* begin ROWS *

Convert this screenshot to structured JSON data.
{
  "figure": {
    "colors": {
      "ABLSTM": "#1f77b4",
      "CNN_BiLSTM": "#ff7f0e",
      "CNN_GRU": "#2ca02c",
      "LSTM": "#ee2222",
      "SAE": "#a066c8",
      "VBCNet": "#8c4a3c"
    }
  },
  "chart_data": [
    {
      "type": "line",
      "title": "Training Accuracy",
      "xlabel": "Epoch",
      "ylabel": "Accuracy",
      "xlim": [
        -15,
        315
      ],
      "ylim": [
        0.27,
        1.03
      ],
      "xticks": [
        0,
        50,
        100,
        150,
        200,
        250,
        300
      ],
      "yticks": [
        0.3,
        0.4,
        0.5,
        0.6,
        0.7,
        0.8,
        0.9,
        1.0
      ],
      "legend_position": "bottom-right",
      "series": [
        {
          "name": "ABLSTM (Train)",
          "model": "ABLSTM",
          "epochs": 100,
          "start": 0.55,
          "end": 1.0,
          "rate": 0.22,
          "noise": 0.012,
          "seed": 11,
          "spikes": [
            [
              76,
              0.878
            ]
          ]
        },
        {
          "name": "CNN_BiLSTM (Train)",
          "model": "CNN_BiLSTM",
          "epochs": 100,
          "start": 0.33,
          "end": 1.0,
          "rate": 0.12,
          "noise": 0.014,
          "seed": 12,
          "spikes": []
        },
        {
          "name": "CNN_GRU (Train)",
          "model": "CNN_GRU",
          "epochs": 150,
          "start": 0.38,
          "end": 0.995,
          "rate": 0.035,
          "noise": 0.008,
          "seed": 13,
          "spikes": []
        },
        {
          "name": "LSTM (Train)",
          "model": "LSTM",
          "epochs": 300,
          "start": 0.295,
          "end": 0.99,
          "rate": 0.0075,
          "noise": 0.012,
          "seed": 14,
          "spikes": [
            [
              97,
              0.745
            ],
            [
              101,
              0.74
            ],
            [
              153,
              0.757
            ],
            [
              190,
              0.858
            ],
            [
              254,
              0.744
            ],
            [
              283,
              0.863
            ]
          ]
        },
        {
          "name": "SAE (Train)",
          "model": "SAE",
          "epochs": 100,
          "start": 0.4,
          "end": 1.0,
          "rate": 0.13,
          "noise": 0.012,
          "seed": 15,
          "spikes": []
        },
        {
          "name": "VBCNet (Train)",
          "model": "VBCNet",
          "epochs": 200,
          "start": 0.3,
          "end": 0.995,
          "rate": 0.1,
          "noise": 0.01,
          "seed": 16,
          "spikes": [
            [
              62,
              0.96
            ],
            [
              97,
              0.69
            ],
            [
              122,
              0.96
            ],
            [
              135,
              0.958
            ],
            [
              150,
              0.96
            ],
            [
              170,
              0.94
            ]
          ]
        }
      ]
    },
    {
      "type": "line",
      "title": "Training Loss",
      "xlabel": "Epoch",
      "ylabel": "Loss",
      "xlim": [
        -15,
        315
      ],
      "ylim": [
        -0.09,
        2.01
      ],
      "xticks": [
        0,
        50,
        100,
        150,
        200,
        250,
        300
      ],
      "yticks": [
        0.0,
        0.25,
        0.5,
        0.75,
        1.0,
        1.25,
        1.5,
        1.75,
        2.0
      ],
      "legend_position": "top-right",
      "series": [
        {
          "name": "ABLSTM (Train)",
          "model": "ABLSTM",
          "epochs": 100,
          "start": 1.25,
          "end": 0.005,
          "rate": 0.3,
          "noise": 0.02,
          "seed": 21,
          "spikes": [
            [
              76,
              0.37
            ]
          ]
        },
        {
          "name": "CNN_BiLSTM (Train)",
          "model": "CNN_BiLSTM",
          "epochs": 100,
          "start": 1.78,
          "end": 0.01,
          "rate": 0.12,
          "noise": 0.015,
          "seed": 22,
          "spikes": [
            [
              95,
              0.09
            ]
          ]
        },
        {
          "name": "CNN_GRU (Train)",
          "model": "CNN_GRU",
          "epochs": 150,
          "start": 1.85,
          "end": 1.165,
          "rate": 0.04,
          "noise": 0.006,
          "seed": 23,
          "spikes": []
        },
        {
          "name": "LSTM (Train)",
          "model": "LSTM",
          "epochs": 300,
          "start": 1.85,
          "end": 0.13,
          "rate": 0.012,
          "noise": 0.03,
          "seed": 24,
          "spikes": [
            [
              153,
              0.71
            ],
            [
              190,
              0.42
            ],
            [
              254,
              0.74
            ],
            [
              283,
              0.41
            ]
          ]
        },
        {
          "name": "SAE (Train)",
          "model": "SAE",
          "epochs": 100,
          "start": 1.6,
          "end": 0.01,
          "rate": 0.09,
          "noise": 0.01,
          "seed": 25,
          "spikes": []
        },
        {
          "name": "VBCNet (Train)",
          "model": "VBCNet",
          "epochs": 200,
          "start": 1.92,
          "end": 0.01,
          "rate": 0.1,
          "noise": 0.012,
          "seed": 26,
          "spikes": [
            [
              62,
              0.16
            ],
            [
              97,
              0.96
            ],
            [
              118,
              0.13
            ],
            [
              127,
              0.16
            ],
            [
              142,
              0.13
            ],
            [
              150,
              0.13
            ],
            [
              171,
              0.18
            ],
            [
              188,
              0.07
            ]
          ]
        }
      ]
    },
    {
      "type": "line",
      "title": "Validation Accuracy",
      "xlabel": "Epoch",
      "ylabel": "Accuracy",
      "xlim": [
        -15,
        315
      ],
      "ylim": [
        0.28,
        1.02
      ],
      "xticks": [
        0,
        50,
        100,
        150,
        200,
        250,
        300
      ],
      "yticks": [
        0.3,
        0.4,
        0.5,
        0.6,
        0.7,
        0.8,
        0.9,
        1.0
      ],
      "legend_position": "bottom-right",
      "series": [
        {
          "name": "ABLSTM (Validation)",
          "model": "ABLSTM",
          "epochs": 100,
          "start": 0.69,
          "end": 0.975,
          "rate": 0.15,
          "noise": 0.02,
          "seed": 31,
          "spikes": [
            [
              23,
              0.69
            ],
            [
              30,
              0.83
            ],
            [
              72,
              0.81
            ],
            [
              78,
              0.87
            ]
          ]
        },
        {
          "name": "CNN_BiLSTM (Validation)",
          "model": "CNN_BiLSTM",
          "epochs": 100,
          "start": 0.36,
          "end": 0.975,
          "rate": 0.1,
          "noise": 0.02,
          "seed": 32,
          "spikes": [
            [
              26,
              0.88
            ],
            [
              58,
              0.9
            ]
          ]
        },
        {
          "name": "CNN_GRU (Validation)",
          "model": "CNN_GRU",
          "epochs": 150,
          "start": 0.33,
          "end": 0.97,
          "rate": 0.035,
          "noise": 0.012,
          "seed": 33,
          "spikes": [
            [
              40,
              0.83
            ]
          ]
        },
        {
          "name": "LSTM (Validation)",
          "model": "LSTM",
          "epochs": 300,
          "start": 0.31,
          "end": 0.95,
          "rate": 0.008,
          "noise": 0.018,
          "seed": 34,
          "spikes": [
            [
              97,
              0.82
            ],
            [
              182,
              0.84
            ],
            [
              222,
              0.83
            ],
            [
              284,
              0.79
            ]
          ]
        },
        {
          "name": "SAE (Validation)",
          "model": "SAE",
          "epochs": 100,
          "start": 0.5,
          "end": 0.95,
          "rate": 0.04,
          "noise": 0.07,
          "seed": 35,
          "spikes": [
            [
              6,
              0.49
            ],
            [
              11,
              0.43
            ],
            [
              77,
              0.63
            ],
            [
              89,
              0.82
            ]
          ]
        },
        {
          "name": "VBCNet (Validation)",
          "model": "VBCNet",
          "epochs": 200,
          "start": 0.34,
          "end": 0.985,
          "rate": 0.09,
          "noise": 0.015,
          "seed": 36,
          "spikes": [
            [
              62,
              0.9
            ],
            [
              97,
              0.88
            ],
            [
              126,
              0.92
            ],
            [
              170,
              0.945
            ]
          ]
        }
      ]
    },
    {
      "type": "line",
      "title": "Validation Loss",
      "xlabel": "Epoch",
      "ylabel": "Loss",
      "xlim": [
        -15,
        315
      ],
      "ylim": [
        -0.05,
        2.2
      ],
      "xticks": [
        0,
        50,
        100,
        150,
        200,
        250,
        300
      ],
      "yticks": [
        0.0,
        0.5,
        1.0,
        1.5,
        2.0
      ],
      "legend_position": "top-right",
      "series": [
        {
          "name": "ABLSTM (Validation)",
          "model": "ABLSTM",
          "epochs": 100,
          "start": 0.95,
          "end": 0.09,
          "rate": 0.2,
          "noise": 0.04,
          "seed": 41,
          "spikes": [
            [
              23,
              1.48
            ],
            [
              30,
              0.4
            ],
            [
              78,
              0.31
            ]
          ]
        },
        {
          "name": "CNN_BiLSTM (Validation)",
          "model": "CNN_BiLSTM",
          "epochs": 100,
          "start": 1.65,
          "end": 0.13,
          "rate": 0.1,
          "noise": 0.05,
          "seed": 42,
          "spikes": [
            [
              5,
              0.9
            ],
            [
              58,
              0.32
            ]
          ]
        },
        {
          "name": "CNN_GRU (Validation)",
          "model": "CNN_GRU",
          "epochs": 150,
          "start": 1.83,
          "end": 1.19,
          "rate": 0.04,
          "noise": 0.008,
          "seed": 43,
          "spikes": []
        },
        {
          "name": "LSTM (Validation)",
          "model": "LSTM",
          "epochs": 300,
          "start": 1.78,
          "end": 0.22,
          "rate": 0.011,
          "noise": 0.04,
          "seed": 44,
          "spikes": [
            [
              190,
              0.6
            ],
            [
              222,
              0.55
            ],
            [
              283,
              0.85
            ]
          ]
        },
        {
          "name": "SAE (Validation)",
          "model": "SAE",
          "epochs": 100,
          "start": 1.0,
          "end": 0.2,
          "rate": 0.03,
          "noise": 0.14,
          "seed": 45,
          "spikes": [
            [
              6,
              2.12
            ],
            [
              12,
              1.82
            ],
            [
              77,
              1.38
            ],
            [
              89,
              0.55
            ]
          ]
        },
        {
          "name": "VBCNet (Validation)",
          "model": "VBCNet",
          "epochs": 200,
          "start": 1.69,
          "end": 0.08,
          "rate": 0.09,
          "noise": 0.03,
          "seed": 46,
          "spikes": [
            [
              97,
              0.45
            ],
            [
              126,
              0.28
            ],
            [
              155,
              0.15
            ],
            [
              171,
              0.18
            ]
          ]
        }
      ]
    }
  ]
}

* end ROWS *
* begin ROWS *

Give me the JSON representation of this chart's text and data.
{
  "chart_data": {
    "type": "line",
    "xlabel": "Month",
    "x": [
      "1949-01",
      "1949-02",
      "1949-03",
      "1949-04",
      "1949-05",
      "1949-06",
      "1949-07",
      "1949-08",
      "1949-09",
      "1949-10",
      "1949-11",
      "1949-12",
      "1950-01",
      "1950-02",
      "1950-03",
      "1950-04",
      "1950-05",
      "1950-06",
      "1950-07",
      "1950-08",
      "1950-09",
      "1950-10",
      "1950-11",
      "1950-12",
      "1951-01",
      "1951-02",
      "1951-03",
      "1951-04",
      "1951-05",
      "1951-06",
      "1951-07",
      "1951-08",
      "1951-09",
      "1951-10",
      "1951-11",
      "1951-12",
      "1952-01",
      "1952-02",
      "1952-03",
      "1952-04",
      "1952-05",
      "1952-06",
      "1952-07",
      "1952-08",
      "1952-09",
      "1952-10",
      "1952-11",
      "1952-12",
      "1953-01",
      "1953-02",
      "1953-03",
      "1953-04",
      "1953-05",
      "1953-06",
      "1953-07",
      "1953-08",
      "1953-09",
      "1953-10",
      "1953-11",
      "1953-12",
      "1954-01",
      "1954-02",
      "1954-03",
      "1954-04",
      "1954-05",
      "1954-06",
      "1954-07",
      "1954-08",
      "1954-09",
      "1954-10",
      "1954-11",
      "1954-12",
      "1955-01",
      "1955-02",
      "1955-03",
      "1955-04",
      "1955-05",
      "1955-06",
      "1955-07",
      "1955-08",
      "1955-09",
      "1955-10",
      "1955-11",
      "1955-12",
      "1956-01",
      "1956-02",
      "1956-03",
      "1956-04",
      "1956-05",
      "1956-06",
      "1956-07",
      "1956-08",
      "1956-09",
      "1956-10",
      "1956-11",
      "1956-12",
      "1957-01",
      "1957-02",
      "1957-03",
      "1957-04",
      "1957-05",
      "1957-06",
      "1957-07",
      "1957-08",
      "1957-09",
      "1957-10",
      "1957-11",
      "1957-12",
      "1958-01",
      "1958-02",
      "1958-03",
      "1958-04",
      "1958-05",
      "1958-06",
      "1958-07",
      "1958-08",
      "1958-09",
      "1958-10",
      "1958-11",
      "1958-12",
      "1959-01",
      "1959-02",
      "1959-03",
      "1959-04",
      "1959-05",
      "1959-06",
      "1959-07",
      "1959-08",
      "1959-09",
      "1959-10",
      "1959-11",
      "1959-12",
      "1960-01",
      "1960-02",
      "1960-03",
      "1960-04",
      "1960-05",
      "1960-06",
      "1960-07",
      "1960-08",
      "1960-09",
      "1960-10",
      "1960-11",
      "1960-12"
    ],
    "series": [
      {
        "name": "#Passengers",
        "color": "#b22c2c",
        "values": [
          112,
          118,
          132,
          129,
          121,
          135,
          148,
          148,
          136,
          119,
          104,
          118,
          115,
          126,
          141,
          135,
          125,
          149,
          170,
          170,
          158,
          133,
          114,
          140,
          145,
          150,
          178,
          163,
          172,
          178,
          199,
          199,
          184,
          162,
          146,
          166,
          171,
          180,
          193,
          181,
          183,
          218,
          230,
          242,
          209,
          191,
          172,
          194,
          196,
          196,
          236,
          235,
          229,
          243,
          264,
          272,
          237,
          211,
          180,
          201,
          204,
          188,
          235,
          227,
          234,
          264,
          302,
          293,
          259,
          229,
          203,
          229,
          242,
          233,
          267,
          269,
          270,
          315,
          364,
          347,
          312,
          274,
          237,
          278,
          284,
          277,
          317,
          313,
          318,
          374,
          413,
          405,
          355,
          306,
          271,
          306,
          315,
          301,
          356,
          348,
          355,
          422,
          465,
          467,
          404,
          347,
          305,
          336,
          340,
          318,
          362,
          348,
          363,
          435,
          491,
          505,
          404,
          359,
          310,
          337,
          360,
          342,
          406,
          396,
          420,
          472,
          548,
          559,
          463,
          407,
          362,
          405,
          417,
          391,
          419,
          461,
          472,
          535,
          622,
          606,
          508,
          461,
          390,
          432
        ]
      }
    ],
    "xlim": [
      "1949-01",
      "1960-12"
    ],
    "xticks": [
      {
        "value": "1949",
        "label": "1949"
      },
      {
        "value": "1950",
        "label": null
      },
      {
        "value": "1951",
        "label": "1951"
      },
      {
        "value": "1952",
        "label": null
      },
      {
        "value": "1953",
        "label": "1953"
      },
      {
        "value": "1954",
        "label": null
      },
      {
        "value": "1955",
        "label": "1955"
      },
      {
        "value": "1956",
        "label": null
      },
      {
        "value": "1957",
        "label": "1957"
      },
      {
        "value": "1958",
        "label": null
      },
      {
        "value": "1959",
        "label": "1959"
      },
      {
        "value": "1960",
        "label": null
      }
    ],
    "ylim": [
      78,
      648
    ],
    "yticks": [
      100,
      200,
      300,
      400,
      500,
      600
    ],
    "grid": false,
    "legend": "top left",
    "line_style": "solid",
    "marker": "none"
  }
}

* end ROWS *

=== REQUEST ===
Pull out each line containing the word "Training" and copy it.

=== OUTPUT OF THE EXERCISE ===
      "title": "Training Accuracy",
      "title": "Training Loss",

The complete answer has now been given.